_Exercise aim_
Copy every entry word for word. Skip the pictures.
BEGIN Records to use
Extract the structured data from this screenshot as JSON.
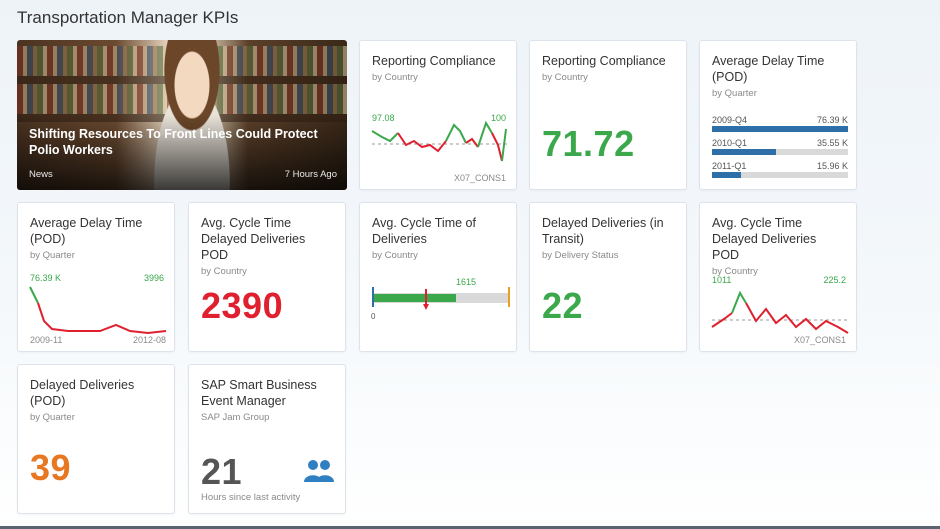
{
  "page": {
    "title": "Transportation Manager KPIs"
  },
  "news_tile": {
    "headline": "Shifting Resources To Front Lines Could Protect Polio Workers",
    "source": "News",
    "age": "7 Hours Ago"
  },
  "tiles": {
    "rc_chart": {
      "title": "Reporting Compliance",
      "subtitle": "by Country",
      "left_label": "97.08",
      "right_label": "100",
      "footer": "X07_CONS1",
      "colors": {
        "green": "#3aa84b",
        "red": "#e0202e"
      }
    },
    "rc_number": {
      "title": "Reporting Compliance",
      "subtitle": "by Country",
      "value": "71.72",
      "color": "#3aa84b"
    },
    "adt_bars": {
      "title": "Average Delay Time (POD)",
      "subtitle": "by Quarter",
      "rows": [
        {
          "label": "2009-Q4",
          "value": "76.39 K",
          "fraction": 1.0
        },
        {
          "label": "2010-Q1",
          "value": "35.55 K",
          "fraction": 0.47
        },
        {
          "label": "2011-Q1",
          "value": "15.96 K",
          "fraction": 0.21
        }
      ],
      "bar_color": "#2e6fa8"
    },
    "adt_line": {
      "title": "Average Delay Time (POD)",
      "subtitle": "by Quarter",
      "left_label": "76.39 K",
      "right_label": "3996",
      "start_label": "2009-11",
      "end_label": "2012-08"
    },
    "act_dd_pod": {
      "title": "Avg. Cycle Time Delayed Deliveries POD",
      "subtitle": "by Country",
      "value": "2390",
      "color": "#e0202e"
    },
    "act_deliveries": {
      "title": "Avg. Cycle Time of Deliveries",
      "subtitle": "by Country",
      "target_label": "1615",
      "zero_label": "0",
      "fill_fraction": 0.55
    },
    "dd_transit": {
      "title": "Delayed Deliveries (in Transit)",
      "subtitle": "by Delivery Status",
      "value": "22",
      "color": "#3aa84b"
    },
    "act_dd_chart": {
      "title": "Avg. Cycle Time Delayed Deliveries POD",
      "subtitle": "by Country",
      "left_label": "1011",
      "right_label": "225.2",
      "footer": "X07_CONS1"
    },
    "dd_pod": {
      "title": "Delayed Deliveries (POD)",
      "subtitle": "by Quarter",
      "value": "39",
      "color": "#e87722"
    },
    "smart_business": {
      "title": "SAP Smart Business Event Manager",
      "subtitle": "SAP Jam Group",
      "value": "21",
      "footer": "Hours since last activity",
      "icon": "people-icon",
      "icon_color": "#2f7fc1"
    }
  }
}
END Records to use
_Exercise answer_
Extract the structured data from this screenshot as JSON.
{
  "page": {
    "title": "Transportation Manager KPIs"
  },
  "news_tile": {
    "headline": "Shifting Resources To Front Lines Could Protect Polio Workers",
    "source": "News",
    "age": "7 Hours Ago"
  },
  "tiles": {
    "rc_chart": {
      "title": "Reporting Compliance",
      "subtitle": "by Country",
      "left_label": "97.08",
      "right_label": "100",
      "footer": "X07_CONS1",
      "colors": {
        "green": "#3aa84b",
        "red": "#e0202e"
      }
    },
    "rc_number": {
      "title": "Reporting Compliance",
      "subtitle": "by Country",
      "value": "71.72",
      "color": "#3aa84b"
    },
    "adt_bars": {
      "title": "Average Delay Time (POD)",
      "subtitle": "by Quarter",
      "rows": [
        {
          "label": "2009-Q4",
          "value": "76.39 K",
          "fraction": 1.0
        },
        {
          "label": "2010-Q1",
          "value": "35.55 K",
          "fraction": 0.47
        },
        {
          "label": "2011-Q1",
          "value": "15.96 K",
          "fraction": 0.21
        }
      ],
      "bar_color": "#2e6fa8"
    },
    "adt_line": {
      "title": "Average Delay Time (POD)",
      "subtitle": "by Quarter",
      "left_label": "76.39 K",
      "right_label": "3996",
      "start_label": "2009-11",
      "end_label": "2012-08"
    },
    "act_dd_pod": {
      "title": "Avg. Cycle Time Delayed Deliveries POD",
      "subtitle": "by Country",
      "value": "2390",
      "color": "#e0202e"
    },
    "act_deliveries": {
      "title": "Avg. Cycle Time of Deliveries",
      "subtitle": "by Country",
      "target_label": "1615",
      "zero_label": "0",
      "fill_fraction": 0.55
    },
    "dd_transit": {
      "title": "Delayed Deliveries (in Transit)",
      "subtitle": "by Delivery Status",
      "value": "22",
      "color": "#3aa84b"
    },
    "act_dd_chart": {
      "title": "Avg. Cycle Time Delayed Deliveries POD",
      "subtitle": "by Country",
      "left_label": "1011",
      "right_label": "225.2",
      "footer": "X07_CONS1"
    },
    "dd_pod": {
      "title": "Delayed Deliveries (POD)",
      "subtitle": "by Quarter",
      "value": "39",
      "color": "#e87722"
    },
    "smart_business": {
      "title": "SAP Smart Business Event Manager",
      "subtitle": "SAP Jam Group",
      "value": "21",
      "footer": "Hours since last activity",
      "icon": "people-icon",
      "icon_color": "#2f7fc1"
    }
  }
}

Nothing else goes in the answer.